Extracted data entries
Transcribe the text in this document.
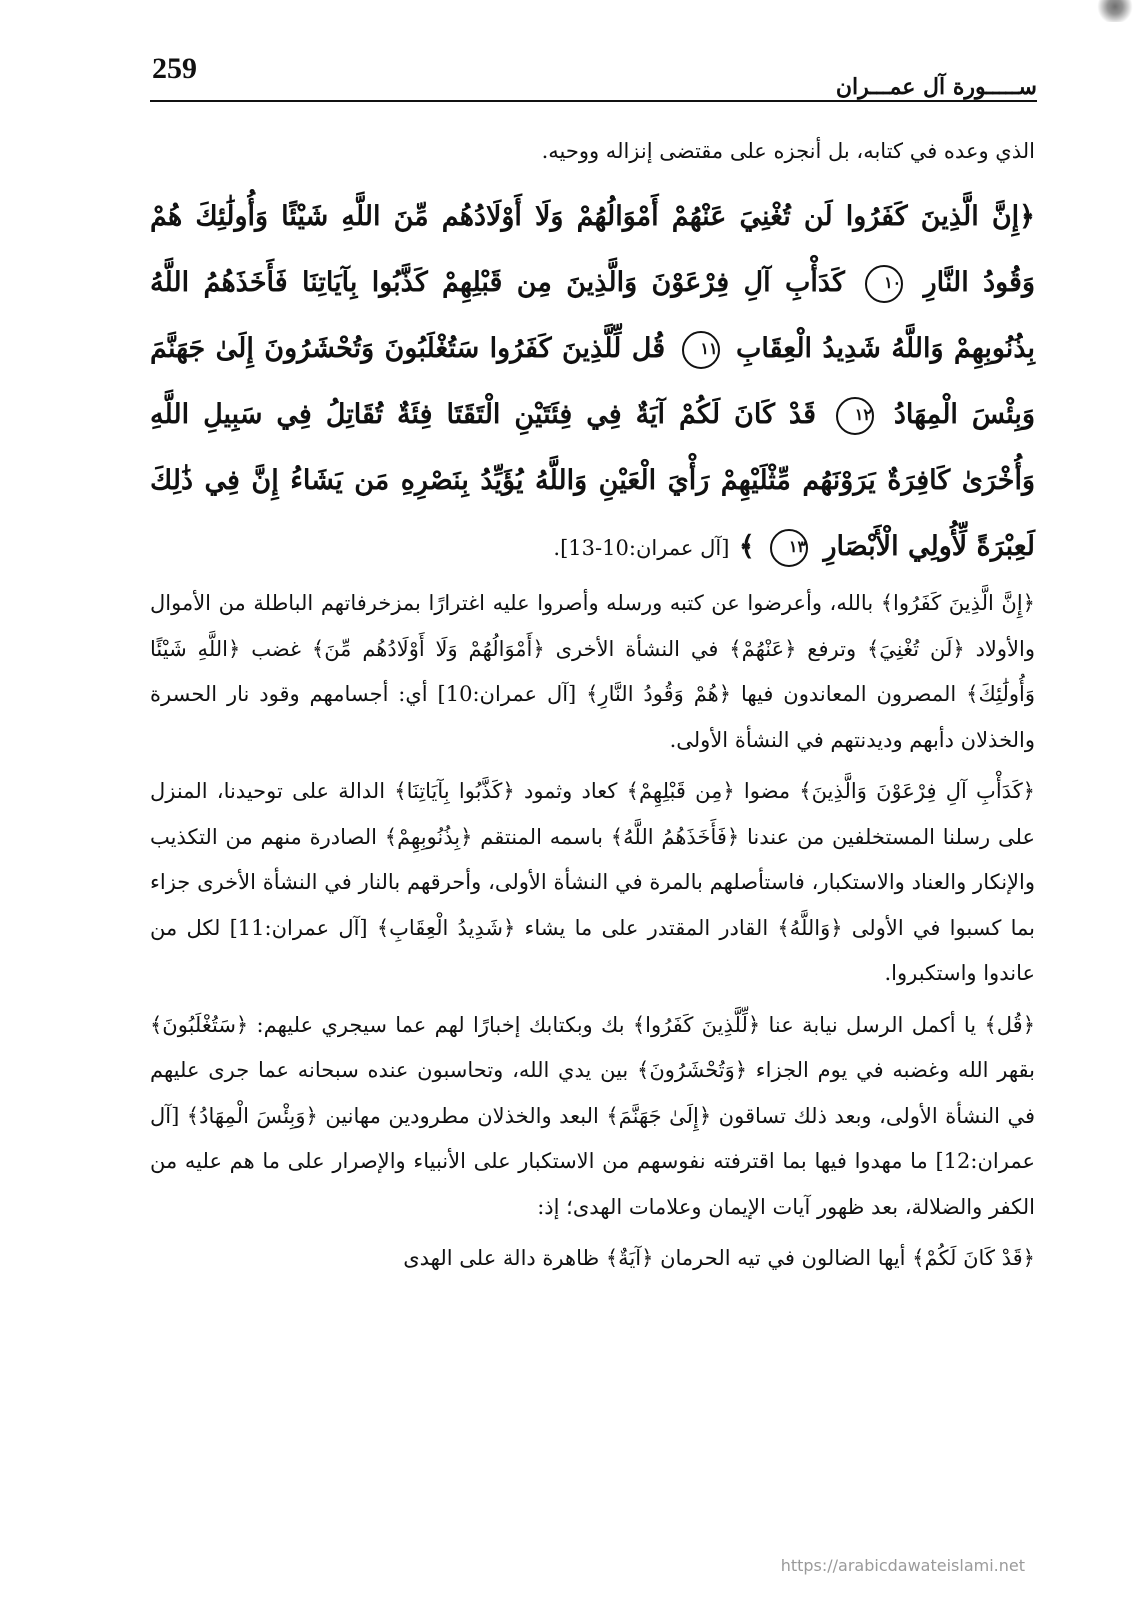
259
ســـــورة آل عمـــران

الذي وعده في كتابه، بل أنجزه على مقتضى إنزاله ووحيه.

﴿إِنَّ الَّذِينَ كَفَرُوا لَن تُغْنِيَ عَنْهُمْ أَمْوَالُهُمْ وَلَا أَوْلَادُهُم مِّنَ اللَّهِ شَيْئًا وَأُولَٰئِكَ هُمْ وَقُودُ النَّارِ ١٠ كَدَأْبِ آلِ فِرْعَوْنَ وَالَّذِينَ مِن قَبْلِهِمْ كَذَّبُوا بِآيَاتِنَا فَأَخَذَهُمُ اللَّهُ بِذُنُوبِهِمْ وَاللَّهُ شَدِيدُ الْعِقَابِ ١١ قُل لِّلَّذِينَ كَفَرُوا سَتُغْلَبُونَ وَتُحْشَرُونَ إِلَىٰ جَهَنَّمَ وَبِئْسَ الْمِهَادُ ١٢ قَدْ كَانَ لَكُمْ آيَةٌ فِي فِئَتَيْنِ الْتَقَتَا فِئَةٌ تُقَاتِلُ فِي سَبِيلِ اللَّهِ وَأُخْرَىٰ كَافِرَةٌ يَرَوْنَهُم مِّثْلَيْهِمْ رَأْيَ الْعَيْنِ وَاللَّهُ يُؤَيِّدُ بِنَصْرِهِ مَن يَشَاءُ إِنَّ فِي ذَٰلِكَ لَعِبْرَةً لِّأُولِي الْأَبْصَارِ ١٣ ﴾ [آل عمران:10-13].

﴿إِنَّ الَّذِينَ كَفَرُوا﴾ بالله، وأعرضوا عن كتبه ورسله وأصروا عليه اغترارًا بمزخرفاتهم الباطلة من الأموال والأولاد ﴿لَن تُغْنِيَ﴾ وترفع ﴿عَنْهُمْ﴾ في النشأة الأخرى ﴿أَمْوَالُهُمْ وَلَا أَوْلَادُهُم مِّنَ﴾ غضب ﴿اللَّهِ شَيْئًا وَأُولَٰئِكَ﴾ المصرون المعاندون فيها ﴿هُمْ وَقُودُ النَّارِ﴾ [آل عمران:10] أي: أجسامهم وقود نار الحسرة والخذلان دأبهم وديدنتهم في النشأة الأولى.

﴿كَدَأْبِ آلِ فِرْعَوْنَ وَالَّذِينَ﴾ مضوا ﴿مِن قَبْلِهِمْ﴾ كعاد وثمود ﴿كَذَّبُوا بِآيَاتِنَا﴾ الدالة على توحيدنا، المنزل على رسلنا المستخلفين من عندنا ﴿فَأَخَذَهُمُ اللَّهُ﴾ باسمه المنتقم ﴿بِذُنُوبِهِمْ﴾ الصادرة منهم من التكذيب والإنكار والعناد والاستكبار، فاستأصلهم بالمرة في النشأة الأولى، وأحرقهم بالنار في النشأة الأخرى جزاء بما كسبوا في الأولى ﴿وَاللَّهُ﴾ القادر المقتدر على ما يشاء ﴿شَدِيدُ الْعِقَابِ﴾ [آل عمران:11] لكل من عاندوا واستكبروا.

﴿قُل﴾ يا أكمل الرسل نيابة عنا ﴿لِّلَّذِينَ كَفَرُوا﴾ بك وبكتابك إخبارًا لهم عما سيجري عليهم: ﴿سَتُغْلَبُونَ﴾ بقهر الله وغضبه في يوم الجزاء ﴿وَتُحْشَرُونَ﴾ بين يدي الله، وتحاسبون عنده سبحانه عما جرى عليهم في النشأة الأولى، وبعد ذلك تساقون ﴿إِلَىٰ جَهَنَّمَ﴾ البعد والخذلان مطرودين مهانين ﴿وَبِئْسَ الْمِهَادُ﴾ [آل عمران:12] ما مهدوا فيها بما اقترفته نفوسهم من الاستكبار على الأنبياء والإصرار على ما هم عليه من الكفر والضلالة، بعد ظهور آيات الإيمان وعلامات الهدى؛ إذ:

﴿قَدْ كَانَ لَكُمْ﴾ أيها الضالون في تيه الحرمان ﴿آيَةٌ﴾ ظاهرة دالة على الهدى

https://arabicdawateislami.net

* _Requirement_: Pick out each line containing the string "فيها" and copy it.

* _Problem solution_:
﴿إِنَّ الَّذِينَ كَفَرُوا﴾ بالله، وأعرضوا عن كتبه ورسله وأصروا عليه اغترارًا بمزخرفاتهم الباطلة من الأموال والأولاد ﴿لَن تُغْنِيَ﴾ وترفع ﴿عَنْهُمْ﴾ في النشأة الأخرى ﴿أَمْوَالُهُمْ وَلَا أَوْلَادُهُم مِّنَ﴾ غضب ﴿اللَّهِ شَيْئًا وَأُولَٰئِكَ﴾ المصرون المعاندون فيها ﴿هُمْ وَقُودُ النَّارِ﴾ [آل عمران:10] أي: أجسامهم وقود نار الحسرة والخذلان دأبهم وديدنتهم في النشأة الأولى.
﴿قُل﴾ يا أكمل الرسل نيابة عنا ﴿لِّلَّذِينَ كَفَرُوا﴾ بك وبكتابك إخبارًا لهم عما سيجري عليهم: ﴿سَتُغْلَبُونَ﴾ بقهر الله وغضبه في يوم الجزاء ﴿وَتُحْشَرُونَ﴾ بين يدي الله، وتحاسبون عنده سبحانه عما جرى عليهم في النشأة الأولى، وبعد ذلك تساقون ﴿إِلَىٰ جَهَنَّمَ﴾ البعد والخذلان مطرودين مهانين ﴿وَبِئْسَ الْمِهَادُ﴾ [آل عمران:12] ما مهدوا فيها بما اقترفته نفوسهم من الاستكبار على الأنبياء والإصرار على ما هم عليه من الكفر والضلالة، بعد ظهور آيات الإيمان وعلامات الهدى؛ إذ:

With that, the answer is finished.